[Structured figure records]
★ ★ ★ ★ ★ ★ ★
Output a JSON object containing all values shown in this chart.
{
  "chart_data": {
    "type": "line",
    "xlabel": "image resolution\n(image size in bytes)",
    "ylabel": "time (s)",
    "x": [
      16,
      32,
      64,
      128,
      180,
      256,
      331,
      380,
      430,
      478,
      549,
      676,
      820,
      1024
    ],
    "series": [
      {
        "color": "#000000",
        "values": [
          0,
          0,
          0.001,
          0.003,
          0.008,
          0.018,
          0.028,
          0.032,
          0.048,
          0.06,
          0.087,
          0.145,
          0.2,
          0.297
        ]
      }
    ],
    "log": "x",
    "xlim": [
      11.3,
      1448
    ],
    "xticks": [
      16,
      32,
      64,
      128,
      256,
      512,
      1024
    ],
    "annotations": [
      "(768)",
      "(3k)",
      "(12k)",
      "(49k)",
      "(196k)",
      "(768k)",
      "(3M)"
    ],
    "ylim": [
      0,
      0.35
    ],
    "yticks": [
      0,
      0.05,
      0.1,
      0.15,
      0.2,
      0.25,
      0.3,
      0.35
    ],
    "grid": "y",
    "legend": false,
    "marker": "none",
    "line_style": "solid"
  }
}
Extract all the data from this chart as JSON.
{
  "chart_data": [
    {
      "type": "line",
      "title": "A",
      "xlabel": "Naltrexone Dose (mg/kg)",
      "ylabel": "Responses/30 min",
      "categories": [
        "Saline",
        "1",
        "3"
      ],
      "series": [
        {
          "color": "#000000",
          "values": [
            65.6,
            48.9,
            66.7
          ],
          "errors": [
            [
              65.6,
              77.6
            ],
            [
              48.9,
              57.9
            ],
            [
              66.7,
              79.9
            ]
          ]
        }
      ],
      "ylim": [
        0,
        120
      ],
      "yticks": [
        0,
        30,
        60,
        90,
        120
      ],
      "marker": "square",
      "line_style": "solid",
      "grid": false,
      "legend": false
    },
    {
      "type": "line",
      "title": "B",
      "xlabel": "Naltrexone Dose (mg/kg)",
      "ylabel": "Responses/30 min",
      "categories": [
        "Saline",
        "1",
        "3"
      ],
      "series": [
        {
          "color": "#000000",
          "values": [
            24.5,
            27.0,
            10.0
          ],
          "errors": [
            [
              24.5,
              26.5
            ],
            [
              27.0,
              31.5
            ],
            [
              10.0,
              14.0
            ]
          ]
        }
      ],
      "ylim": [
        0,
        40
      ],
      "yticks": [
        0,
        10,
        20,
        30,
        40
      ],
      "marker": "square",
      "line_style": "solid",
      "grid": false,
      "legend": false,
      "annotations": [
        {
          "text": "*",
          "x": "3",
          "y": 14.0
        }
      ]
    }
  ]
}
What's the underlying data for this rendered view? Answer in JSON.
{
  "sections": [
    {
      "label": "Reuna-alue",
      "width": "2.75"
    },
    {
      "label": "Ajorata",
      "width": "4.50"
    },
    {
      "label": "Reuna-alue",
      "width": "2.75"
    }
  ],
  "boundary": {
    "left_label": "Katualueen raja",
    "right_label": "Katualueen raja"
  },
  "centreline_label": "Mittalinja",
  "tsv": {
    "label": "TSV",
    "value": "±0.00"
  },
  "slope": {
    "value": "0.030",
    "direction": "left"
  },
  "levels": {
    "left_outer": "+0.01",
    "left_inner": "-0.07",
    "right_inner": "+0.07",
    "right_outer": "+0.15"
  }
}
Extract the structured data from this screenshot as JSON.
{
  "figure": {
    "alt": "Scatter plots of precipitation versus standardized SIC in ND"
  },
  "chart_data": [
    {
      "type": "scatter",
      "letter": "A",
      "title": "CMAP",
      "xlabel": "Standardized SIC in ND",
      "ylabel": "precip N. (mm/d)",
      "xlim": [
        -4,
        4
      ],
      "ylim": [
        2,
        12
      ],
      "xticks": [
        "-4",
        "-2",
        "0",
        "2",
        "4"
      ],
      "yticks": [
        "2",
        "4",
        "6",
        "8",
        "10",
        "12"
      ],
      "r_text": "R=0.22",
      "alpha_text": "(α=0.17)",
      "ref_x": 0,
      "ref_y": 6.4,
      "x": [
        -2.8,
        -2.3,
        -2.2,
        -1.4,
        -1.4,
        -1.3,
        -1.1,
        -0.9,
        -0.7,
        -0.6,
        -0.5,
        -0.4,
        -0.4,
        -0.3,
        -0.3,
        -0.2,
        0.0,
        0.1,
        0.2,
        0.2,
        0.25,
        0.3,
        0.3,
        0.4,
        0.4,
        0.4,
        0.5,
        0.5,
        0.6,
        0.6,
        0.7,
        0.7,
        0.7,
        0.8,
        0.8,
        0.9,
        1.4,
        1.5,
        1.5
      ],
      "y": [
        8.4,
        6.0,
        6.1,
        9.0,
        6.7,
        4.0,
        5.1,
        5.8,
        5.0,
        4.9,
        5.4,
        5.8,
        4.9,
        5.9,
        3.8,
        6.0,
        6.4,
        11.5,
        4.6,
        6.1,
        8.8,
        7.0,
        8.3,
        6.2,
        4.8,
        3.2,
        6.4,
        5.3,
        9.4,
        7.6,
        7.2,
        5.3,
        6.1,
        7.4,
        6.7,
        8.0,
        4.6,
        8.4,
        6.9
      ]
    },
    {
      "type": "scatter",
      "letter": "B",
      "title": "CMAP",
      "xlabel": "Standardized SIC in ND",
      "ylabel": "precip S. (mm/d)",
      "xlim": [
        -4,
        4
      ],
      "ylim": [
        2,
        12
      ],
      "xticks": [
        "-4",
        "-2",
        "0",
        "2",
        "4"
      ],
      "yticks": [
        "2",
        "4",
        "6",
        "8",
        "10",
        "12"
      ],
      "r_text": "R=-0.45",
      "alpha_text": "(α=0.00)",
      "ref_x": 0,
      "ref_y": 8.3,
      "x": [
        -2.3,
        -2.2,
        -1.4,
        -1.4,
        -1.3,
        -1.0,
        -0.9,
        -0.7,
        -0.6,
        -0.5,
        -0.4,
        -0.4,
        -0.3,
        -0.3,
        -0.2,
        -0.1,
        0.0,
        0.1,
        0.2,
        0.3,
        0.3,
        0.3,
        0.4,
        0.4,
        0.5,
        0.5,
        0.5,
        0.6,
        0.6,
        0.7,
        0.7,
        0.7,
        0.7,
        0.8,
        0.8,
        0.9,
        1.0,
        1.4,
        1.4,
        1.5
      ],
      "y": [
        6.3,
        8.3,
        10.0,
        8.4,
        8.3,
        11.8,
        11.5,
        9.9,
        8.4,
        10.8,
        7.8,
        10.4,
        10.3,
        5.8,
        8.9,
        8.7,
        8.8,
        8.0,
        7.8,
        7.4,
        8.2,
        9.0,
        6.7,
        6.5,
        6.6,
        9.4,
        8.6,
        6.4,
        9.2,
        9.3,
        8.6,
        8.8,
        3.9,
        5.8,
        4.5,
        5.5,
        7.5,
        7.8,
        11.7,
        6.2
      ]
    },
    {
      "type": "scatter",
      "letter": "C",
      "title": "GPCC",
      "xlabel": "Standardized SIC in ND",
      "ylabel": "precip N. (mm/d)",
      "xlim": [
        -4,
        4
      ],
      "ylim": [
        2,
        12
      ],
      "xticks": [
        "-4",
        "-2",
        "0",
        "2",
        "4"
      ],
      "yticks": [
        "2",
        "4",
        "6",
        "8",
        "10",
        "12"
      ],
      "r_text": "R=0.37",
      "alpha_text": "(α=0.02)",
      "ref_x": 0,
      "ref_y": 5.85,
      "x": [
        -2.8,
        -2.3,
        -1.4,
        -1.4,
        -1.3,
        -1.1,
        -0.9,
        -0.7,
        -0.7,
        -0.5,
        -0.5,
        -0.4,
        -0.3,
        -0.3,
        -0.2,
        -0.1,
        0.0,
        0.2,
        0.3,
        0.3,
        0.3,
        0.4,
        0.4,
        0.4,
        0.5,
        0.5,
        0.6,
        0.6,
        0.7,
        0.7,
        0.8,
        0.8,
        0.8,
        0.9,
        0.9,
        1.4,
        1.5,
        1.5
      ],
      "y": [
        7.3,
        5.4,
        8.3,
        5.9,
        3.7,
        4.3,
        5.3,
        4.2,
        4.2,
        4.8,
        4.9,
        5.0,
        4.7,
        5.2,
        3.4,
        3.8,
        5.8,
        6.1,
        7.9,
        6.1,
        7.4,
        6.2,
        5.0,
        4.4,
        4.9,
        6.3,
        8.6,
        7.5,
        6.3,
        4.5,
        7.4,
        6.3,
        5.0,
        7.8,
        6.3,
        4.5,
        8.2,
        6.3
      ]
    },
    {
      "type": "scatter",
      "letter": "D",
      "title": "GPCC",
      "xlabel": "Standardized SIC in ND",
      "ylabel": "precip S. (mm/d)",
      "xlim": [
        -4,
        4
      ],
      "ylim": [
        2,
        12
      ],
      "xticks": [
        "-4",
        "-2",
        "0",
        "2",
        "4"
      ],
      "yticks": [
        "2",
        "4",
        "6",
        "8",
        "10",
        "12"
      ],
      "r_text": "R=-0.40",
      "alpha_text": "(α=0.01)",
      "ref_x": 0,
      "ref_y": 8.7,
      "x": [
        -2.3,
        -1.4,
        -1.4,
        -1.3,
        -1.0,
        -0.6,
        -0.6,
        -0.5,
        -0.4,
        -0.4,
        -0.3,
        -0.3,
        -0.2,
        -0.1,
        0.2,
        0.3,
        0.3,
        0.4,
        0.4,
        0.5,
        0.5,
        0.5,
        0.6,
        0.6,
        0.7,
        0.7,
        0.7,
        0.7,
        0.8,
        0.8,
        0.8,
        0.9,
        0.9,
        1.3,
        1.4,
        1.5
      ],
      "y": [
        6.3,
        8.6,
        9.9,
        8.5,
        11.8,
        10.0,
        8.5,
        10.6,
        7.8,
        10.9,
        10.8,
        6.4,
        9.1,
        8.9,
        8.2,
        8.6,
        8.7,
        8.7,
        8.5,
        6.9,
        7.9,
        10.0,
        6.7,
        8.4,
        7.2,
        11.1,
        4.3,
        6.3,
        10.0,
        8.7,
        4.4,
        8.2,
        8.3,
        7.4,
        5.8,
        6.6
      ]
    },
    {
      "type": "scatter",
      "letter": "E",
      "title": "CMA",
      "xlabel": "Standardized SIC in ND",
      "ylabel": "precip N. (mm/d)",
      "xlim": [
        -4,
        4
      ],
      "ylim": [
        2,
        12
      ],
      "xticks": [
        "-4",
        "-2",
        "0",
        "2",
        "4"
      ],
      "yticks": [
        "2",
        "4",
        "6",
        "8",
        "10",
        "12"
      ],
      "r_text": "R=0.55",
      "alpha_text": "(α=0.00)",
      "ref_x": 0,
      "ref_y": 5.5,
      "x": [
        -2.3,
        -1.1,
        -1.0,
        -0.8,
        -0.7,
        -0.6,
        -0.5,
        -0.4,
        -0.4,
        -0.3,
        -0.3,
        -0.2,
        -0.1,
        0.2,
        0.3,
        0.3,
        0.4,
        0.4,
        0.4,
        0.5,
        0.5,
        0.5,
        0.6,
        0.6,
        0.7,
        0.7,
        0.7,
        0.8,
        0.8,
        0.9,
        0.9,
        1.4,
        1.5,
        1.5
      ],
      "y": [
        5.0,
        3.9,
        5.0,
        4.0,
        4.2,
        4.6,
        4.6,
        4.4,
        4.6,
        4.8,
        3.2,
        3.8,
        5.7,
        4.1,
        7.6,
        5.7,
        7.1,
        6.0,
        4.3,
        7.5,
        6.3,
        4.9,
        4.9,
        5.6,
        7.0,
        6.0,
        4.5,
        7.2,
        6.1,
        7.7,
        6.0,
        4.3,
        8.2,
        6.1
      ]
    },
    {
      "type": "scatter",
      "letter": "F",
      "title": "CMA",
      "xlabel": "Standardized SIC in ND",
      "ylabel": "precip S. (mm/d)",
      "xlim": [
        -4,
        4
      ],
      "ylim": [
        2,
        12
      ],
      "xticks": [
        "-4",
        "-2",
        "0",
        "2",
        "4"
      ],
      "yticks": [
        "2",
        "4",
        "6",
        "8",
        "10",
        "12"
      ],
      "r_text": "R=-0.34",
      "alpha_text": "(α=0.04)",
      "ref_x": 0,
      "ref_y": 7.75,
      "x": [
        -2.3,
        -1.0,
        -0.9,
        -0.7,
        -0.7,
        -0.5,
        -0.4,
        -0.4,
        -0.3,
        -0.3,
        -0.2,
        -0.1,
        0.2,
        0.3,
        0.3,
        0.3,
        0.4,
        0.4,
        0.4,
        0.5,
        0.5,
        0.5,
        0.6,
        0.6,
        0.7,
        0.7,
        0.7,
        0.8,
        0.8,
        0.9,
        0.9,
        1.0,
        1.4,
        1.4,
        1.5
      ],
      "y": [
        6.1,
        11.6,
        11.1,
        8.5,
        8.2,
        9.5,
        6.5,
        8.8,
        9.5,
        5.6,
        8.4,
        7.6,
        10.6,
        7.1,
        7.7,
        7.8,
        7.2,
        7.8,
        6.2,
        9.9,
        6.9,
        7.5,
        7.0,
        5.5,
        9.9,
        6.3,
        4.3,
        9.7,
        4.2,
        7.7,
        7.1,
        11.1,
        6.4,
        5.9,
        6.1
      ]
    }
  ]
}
★ ★ ★ ★ ★ ★ ★
### To do:
In the listing above, how many lines include the word "JSON"? Answer with the number and nothing more.

### Correct response:
4